▶ **Supplied records**:
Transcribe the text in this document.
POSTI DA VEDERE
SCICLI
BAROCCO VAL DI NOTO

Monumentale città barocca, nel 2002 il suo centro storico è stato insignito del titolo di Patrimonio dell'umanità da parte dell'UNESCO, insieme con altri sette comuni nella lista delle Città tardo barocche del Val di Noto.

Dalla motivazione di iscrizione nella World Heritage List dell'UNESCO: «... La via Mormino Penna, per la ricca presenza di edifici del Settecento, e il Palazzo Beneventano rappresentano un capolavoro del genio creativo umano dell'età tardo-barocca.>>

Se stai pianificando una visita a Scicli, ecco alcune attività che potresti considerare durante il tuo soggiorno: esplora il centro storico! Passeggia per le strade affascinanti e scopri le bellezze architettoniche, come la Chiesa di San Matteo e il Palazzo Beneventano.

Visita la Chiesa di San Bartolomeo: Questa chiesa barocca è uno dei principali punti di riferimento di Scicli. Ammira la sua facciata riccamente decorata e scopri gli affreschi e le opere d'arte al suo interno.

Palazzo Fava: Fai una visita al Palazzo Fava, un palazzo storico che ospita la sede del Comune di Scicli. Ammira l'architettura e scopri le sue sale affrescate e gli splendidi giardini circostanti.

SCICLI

▶ **What the task asks**:
From the material above, copy each line that includes the word "barocca".

▶ **Written reply**:
Monumentale città barocca, nel 2002 il suo centro storico è stato insignito del titolo di Patrimonio dell'umanità da parte dell'UNESCO, insieme con altri sette comuni nella lista delle Città tardo barocche del Val di Noto.
Dalla motivazione di iscrizione nella World Heritage List dell'UNESCO: «... La via Mormino Penna, per la ricca presenza di edifici del Settecento, e il Palazzo Beneventano rappresentano un capolavoro del genio creativo umano dell'età tardo-barocca.>>
Visita la Chiesa di San Bartolomeo: Questa chiesa barocca è uno dei principali punti di riferimento di Scicli. Ammira la sua facciata riccamente decorata e scopri gli affreschi e le opere d'arte al suo interno.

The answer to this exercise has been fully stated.